[Figure dataset records]

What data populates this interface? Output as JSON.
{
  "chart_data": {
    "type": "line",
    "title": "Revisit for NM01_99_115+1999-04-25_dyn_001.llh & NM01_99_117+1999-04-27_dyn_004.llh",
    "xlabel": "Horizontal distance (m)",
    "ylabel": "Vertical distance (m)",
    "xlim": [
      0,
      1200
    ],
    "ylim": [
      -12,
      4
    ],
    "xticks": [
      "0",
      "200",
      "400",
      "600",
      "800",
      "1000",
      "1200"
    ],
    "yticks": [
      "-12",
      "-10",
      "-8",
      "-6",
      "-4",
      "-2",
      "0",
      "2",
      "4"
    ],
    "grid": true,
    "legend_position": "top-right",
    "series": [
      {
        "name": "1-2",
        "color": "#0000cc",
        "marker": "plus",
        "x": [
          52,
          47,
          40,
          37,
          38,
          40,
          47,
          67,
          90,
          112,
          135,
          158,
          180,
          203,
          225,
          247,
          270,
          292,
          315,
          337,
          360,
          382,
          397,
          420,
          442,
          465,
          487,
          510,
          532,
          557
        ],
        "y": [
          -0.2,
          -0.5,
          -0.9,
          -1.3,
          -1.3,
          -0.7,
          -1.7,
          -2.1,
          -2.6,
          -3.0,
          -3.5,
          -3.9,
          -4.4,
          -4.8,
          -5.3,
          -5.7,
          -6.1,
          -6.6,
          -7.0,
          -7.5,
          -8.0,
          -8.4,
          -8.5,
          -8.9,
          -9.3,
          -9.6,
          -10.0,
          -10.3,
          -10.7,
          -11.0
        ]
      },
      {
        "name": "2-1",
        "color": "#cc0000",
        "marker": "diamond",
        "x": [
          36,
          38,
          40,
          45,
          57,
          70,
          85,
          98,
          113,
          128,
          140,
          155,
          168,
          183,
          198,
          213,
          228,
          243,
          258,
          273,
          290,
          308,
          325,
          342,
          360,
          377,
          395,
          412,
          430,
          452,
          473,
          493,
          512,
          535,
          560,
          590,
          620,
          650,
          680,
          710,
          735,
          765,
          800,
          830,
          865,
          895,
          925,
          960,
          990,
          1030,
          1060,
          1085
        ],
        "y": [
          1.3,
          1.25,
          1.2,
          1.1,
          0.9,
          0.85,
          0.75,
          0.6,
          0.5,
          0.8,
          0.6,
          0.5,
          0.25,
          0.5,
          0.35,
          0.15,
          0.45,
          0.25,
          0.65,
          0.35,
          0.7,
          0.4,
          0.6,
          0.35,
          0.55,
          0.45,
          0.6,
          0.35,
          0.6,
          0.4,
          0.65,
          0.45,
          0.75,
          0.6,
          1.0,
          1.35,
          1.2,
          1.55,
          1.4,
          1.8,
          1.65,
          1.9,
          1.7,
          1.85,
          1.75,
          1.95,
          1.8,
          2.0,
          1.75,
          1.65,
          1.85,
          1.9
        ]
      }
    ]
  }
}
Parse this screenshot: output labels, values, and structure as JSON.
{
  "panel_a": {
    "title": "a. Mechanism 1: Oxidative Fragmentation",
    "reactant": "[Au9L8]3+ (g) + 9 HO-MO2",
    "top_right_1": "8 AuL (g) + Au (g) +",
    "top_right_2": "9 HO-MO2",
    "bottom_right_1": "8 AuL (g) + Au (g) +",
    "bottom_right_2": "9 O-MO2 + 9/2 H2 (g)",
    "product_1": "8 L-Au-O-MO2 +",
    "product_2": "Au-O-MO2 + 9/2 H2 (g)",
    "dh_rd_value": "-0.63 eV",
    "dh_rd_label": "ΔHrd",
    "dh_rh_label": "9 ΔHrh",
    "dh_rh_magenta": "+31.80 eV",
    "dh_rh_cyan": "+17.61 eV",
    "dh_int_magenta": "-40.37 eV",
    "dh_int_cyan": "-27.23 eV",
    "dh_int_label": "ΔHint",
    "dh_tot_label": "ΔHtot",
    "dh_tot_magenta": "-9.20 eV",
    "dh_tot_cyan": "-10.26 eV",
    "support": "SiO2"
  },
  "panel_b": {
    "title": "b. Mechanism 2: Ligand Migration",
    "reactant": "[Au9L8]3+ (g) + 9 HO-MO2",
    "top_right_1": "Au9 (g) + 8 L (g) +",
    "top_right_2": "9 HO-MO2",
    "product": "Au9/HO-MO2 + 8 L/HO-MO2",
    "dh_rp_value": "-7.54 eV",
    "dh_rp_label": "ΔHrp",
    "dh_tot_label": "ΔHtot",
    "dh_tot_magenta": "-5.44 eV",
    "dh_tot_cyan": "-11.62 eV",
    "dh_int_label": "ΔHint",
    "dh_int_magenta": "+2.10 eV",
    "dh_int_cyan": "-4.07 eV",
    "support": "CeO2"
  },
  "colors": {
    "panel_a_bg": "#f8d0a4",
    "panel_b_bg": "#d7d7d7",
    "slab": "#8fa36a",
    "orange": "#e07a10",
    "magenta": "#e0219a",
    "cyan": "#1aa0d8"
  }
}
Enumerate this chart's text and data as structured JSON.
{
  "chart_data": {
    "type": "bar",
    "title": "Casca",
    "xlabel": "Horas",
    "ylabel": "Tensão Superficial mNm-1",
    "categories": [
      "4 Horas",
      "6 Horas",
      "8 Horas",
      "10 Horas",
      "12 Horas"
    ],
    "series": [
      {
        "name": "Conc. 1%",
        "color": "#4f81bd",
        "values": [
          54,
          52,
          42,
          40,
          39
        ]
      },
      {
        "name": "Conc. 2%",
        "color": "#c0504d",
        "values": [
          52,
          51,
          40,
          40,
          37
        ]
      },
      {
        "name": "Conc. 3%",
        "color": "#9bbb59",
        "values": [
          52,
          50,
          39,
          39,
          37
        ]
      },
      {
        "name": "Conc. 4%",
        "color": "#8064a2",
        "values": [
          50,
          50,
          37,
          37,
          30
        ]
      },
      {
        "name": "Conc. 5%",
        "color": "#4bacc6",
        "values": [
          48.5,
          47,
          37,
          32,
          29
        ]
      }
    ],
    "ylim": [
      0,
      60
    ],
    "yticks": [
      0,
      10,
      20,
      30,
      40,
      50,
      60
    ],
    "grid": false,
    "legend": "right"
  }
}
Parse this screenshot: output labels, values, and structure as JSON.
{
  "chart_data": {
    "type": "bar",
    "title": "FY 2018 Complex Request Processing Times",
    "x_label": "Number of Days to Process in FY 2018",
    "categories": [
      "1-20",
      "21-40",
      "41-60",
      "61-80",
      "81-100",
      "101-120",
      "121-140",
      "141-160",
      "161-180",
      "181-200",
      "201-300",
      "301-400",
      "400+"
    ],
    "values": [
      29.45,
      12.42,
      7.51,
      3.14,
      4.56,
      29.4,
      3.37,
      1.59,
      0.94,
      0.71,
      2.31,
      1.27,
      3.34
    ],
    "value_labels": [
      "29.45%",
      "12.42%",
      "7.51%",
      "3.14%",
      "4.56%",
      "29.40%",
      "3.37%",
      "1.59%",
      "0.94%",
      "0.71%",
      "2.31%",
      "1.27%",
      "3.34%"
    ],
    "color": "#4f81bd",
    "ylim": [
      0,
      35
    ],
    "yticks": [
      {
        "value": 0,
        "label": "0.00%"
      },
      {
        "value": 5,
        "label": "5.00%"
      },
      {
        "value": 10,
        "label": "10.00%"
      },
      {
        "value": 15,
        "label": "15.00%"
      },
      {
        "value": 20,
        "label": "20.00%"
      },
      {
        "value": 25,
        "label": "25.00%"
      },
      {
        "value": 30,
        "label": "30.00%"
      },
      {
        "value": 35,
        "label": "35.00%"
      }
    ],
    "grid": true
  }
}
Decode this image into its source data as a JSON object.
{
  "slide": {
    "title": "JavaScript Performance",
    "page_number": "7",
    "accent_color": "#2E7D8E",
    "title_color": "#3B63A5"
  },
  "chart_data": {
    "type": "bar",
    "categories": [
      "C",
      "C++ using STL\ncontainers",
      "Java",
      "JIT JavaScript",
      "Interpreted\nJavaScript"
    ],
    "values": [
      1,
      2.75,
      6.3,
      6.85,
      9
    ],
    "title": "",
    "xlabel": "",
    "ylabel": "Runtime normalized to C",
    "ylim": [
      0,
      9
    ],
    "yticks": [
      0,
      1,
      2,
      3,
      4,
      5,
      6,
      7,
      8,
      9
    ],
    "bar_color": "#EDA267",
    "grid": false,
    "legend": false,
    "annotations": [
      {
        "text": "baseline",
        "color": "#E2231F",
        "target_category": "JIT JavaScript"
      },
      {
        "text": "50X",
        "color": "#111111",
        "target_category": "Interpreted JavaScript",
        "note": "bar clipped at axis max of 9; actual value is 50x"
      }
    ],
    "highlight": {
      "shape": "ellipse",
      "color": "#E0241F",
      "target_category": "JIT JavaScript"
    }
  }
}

### Task instructions
Keep only those lines of the records that hold "Conc", and return them.

### Solution
        "name": "Conc. 1%",
        "name": "Conc. 2%",
        "name": "Conc. 3%",
        "name": "Conc. 4%",
        "name": "Conc. 5%",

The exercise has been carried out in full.